## WHAT THIS TASK INVOLVES
Locate "Read this page and output its text content." in the listing below, then output the line holding it and every line after it, exactly and with nothing else.

Dataset entries:
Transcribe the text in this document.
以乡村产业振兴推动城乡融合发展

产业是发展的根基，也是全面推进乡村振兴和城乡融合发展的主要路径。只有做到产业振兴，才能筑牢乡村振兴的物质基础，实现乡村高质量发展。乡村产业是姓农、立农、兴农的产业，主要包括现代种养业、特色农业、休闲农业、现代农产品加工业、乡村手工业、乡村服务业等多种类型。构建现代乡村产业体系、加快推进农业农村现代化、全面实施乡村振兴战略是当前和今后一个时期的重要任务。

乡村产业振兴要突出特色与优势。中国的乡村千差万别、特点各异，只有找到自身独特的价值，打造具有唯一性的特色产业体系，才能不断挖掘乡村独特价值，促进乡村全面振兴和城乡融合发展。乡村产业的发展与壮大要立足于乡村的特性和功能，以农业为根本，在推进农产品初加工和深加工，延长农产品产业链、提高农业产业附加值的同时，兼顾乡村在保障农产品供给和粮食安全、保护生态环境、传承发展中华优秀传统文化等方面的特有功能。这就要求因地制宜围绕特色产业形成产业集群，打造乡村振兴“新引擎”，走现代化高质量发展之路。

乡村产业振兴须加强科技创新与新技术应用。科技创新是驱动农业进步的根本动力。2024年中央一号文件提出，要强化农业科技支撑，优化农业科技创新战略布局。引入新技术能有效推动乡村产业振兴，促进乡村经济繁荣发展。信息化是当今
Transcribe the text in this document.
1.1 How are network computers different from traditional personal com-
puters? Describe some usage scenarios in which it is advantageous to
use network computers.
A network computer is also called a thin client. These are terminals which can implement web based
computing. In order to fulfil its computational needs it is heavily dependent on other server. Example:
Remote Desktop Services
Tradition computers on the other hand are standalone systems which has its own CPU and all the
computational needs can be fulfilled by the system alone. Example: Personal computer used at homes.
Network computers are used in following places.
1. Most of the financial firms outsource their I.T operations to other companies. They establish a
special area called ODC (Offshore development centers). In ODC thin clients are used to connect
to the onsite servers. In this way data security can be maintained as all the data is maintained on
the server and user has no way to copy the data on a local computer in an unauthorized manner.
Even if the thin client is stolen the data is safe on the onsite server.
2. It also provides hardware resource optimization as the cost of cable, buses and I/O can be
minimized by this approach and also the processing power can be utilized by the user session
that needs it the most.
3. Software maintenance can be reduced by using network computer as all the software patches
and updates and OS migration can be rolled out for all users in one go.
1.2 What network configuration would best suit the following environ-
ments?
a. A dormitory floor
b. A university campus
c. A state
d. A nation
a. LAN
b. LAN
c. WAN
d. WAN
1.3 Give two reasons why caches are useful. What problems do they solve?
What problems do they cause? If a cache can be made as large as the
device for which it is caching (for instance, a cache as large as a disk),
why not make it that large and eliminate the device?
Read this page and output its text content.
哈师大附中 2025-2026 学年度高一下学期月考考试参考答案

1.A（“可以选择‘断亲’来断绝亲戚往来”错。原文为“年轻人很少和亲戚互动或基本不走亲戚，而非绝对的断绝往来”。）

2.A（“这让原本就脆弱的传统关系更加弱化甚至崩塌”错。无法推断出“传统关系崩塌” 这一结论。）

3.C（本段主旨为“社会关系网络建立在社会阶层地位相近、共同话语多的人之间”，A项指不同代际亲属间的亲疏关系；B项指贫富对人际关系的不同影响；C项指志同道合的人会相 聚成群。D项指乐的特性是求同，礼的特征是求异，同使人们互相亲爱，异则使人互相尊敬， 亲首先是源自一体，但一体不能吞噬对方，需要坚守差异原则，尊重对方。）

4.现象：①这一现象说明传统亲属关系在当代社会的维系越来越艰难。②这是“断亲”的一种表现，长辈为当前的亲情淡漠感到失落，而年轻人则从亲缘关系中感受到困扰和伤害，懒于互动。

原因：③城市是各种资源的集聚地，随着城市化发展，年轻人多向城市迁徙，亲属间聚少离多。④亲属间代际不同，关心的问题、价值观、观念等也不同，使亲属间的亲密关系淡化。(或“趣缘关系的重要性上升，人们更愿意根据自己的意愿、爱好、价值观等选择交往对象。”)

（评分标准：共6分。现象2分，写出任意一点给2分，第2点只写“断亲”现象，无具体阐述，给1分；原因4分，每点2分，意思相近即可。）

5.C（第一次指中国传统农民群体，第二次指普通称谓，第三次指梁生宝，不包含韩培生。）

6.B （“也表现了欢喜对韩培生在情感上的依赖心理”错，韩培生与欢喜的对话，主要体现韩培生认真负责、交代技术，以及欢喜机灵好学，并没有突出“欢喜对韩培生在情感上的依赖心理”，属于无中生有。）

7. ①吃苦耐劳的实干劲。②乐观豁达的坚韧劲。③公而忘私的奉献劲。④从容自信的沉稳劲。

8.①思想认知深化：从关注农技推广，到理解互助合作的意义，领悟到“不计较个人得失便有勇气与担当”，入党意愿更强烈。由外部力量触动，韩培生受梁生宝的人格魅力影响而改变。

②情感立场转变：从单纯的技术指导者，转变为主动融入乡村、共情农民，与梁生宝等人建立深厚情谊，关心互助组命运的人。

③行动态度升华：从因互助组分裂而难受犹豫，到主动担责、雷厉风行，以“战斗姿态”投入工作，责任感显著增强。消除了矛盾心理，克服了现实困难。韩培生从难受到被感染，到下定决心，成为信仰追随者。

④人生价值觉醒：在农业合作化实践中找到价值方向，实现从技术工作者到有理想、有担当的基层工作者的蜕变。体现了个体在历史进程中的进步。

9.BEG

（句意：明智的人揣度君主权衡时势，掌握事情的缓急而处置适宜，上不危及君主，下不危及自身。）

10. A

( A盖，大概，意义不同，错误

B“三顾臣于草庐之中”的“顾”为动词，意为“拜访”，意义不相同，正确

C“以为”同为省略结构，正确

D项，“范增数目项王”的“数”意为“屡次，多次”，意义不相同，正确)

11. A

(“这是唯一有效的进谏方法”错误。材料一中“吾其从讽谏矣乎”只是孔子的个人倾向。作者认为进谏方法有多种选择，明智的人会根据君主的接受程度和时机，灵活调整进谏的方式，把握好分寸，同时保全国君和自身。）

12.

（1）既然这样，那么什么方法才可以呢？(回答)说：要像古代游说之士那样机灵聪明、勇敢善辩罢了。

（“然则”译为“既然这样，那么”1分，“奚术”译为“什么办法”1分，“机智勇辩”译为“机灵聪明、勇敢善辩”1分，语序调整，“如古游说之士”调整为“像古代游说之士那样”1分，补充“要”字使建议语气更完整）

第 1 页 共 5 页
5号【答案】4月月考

## TASK OUTPUT
Read this page and output its text content.
哈师大附中 2025-2026 学年度高一下学期月考考试参考答案

1.A（“可以选择‘断亲’来断绝亲戚往来”错。原文为“年轻人很少和亲戚互动或基本不走亲戚，而非绝对的断绝往来”。）

2.A（“这让原本就脆弱的传统关系更加弱化甚至崩塌”错。无法推断出“传统关系崩塌” 这一结论。）

3.C（本段主旨为“社会关系网络建立在社会阶层地位相近、共同话语多的人之间”，A项指不同代际亲属间的亲疏关系；B项指贫富对人际关系的不同影响；C项指志同道合的人会相 聚成群。D项指乐的特性是求同，礼的特征是求异，同使人们互相亲爱，异则使人互相尊敬， 亲首先是源自一体，但一体不能吞噬对方，需要坚守差异原则，尊重对方。）

4.现象：①这一现象说明传统亲属关系在当代社会的维系越来越艰难。②这是“断亲”的一种表现，长辈为当前的亲情淡漠感到失落，而年轻人则从亲缘关系中感受到困扰和伤害，懒于互动。

原因：③城市是各种资源的集聚地，随着城市化发展，年轻人多向城市迁徙，亲属间聚少离多。④亲属间代际不同，关心的问题、价值观、观念等也不同，使亲属间的亲密关系淡化。(或“趣缘关系的重要性上升，人们更愿意根据自己的意愿、爱好、价值观等选择交往对象。”)

（评分标准：共6分。现象2分，写出任意一点给2分，第2点只写“断亲”现象，无具体阐述，给1分；原因4分，每点2分，意思相近即可。）

5.C（第一次指中国传统农民群体，第二次指普通称谓，第三次指梁生宝，不包含韩培生。）

6.B （“也表现了欢喜对韩培生在情感上的依赖心理”错，韩培生与欢喜的对话，主要体现韩培生认真负责、交代技术，以及欢喜机灵好学，并没有突出“欢喜对韩培生在情感上的依赖心理”，属于无中生有。）

7. ①吃苦耐劳的实干劲。②乐观豁达的坚韧劲。③公而忘私的奉献劲。④从容自信的沉稳劲。

8.①思想认知深化：从关注农技推广，到理解互助合作的意义，领悟到“不计较个人得失便有勇气与担当”，入党意愿更强烈。由外部力量触动，韩培生受梁生宝的人格魅力影响而改变。

②情感立场转变：从单纯的技术指导者，转变为主动融入乡村、共情农民，与梁生宝等人建立深厚情谊，关心互助组命运的人。

③行动态度升华：从因互助组分裂而难受犹豫，到主动担责、雷厉风行，以“战斗姿态”投入工作，责任感显著增强。消除了矛盾心理，克服了现实困难。韩培生从难受到被感染，到下定决心，成为信仰追随者。

④人生价值觉醒：在农业合作化实践中找到价值方向，实现从技术工作者到有理想、有担当的基层工作者的蜕变。体现了个体在历史进程中的进步。

9.BEG

（句意：明智的人揣度君主权衡时势，掌握事情的缓急而处置适宜，上不危及君主，下不危及自身。）

10. A

( A盖，大概，意义不同，错误

B“三顾臣于草庐之中”的“顾”为动词，意为“拜访”，意义不相同，正确

C“以为”同为省略结构，正确

D项，“范增数目项王”的“数”意为“屡次，多次”，意义不相同，正确)

11. A

(“这是唯一有效的进谏方法”错误。材料一中“吾其从讽谏矣乎”只是孔子的个人倾向。作者认为进谏方法有多种选择，明智的人会根据君主的接受程度和时机，灵活调整进谏的方式，把握好分寸，同时保全国君和自身。）

12.

（1）既然这样，那么什么方法才可以呢？(回答)说：要像古代游说之士那样机灵聪明、勇敢善辩罢了。

（“然则”译为“既然这样，那么”1分，“奚术”译为“什么办法”1分，“机智勇辩”译为“机灵聪明、勇敢善辩”1分，语序调整，“如古游说之士”调整为“像古代游说之士那样”1分，补充“要”字使建议语气更完整）

第 1 页 共 5 页
5号【答案】4月月考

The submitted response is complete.